**To do**: Write the material out again exactly as it stands.

**Entries taken from a collection**:
** Begin **

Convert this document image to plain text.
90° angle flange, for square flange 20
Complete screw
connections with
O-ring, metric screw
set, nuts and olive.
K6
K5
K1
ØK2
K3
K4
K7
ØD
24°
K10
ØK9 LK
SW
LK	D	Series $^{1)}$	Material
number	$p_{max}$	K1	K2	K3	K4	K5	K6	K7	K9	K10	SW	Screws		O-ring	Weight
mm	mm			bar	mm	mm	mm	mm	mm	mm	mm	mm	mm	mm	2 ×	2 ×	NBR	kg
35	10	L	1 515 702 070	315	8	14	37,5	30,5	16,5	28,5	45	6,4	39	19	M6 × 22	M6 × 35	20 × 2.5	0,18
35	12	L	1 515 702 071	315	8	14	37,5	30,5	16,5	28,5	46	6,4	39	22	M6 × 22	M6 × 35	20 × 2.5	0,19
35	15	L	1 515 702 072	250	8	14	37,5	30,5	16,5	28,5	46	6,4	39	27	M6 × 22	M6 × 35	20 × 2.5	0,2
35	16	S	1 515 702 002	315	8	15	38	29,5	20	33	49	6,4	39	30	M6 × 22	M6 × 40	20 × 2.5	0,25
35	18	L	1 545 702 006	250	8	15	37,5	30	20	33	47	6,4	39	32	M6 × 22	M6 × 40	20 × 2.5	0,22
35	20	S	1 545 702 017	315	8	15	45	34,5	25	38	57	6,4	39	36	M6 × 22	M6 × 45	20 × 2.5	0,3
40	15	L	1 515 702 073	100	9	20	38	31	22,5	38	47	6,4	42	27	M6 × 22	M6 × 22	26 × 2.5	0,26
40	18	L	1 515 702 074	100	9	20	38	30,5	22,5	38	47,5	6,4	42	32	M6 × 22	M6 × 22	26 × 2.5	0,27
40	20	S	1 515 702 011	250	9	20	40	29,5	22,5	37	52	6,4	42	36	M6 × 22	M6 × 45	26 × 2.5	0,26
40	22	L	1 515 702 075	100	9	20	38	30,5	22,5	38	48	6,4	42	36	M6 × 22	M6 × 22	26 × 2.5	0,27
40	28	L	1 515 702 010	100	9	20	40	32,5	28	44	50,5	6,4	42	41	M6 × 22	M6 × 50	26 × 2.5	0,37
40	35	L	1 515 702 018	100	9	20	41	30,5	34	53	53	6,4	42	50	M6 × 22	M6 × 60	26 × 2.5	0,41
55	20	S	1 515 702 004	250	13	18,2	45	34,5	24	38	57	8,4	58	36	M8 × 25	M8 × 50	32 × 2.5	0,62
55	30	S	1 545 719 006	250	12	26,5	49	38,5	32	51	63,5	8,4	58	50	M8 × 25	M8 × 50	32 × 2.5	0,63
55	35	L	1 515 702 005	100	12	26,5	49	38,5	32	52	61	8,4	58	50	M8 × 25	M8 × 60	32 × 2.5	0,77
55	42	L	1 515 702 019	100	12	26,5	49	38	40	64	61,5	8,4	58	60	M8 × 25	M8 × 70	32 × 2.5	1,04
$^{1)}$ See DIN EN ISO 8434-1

** End **

**Response**:
Convert this document image to plain text.
90° angle flange, for square flange 20
Complete screw
connections with
O-ring, metric screw
set, nuts and olive.
K6
K5
K1
ØK2
K3
K4
K7
ØD
24°
K10
ØK9 LK
SW
LK	D	Series $^{1)}$	Material
number	$p_{max}$	K1	K2	K3	K4	K5	K6	K7	K9	K10	SW	Screws		O-ring	Weight
mm	mm			bar	mm	mm	mm	mm	mm	mm	mm	mm	mm	mm	2 ×	2 ×	NBR	kg
35	10	L	1 515 702 070	315	8	14	37,5	30,5	16,5	28,5	45	6,4	39	19	M6 × 22	M6 × 35	20 × 2.5	0,18
35	12	L	1 515 702 071	315	8	14	37,5	30,5	16,5	28,5	46	6,4	39	22	M6 × 22	M6 × 35	20 × 2.5	0,19
35	15	L	1 515 702 072	250	8	14	37,5	30,5	16,5	28,5	46	6,4	39	27	M6 × 22	M6 × 35	20 × 2.5	0,2
35	16	S	1 515 702 002	315	8	15	38	29,5	20	33	49	6,4	39	30	M6 × 22	M6 × 40	20 × 2.5	0,25
35	18	L	1 545 702 006	250	8	15	37,5	30	20	33	47	6,4	39	32	M6 × 22	M6 × 40	20 × 2.5	0,22
35	20	S	1 545 702 017	315	8	15	45	34,5	25	38	57	6,4	39	36	M6 × 22	M6 × 45	20 × 2.5	0,3
40	15	L	1 515 702 073	100	9	20	38	31	22,5	38	47	6,4	42	27	M6 × 22	M6 × 22	26 × 2.5	0,26
40	18	L	1 515 702 074	100	9	20	38	30,5	22,5	38	47,5	6,4	42	32	M6 × 22	M6 × 22	26 × 2.5	0,27
40	20	S	1 515 702 011	250	9	20	40	29,5	22,5	37	52	6,4	42	36	M6 × 22	M6 × 45	26 × 2.5	0,26
40	22	L	1 515 702 075	100	9	20	38	30,5	22,5	38	48	6,4	42	36	M6 × 22	M6 × 22	26 × 2.5	0,27
40	28	L	1 515 702 010	100	9	20	40	32,5	28	44	50,5	6,4	42	41	M6 × 22	M6 × 50	26 × 2.5	0,37
40	35	L	1 515 702 018	100	9	20	41	30,5	34	53	53	6,4	42	50	M6 × 22	M6 × 60	26 × 2.5	0,41
55	20	S	1 515 702 004	250	13	18,2	45	34,5	24	38	57	8,4	58	36	M8 × 25	M8 × 50	32 × 2.5	0,62
55	30	S	1 545 719 006	250	12	26,5	49	38,5	32	51	63,5	8,4	58	50	M8 × 25	M8 × 50	32 × 2.5	0,63
55	35	L	1 515 702 005	100	12	26,5	49	38,5	32	52	61	8,4	58	50	M8 × 25	M8 × 60	32 × 2.5	0,77
55	42	L	1 515 702 019	100	12	26,5	49	38	40	64	61,5	8,4	58	60	M8 × 25	M8 × 70	32 × 2.5	1,04
$^{1)}$ See DIN EN ISO 8434-1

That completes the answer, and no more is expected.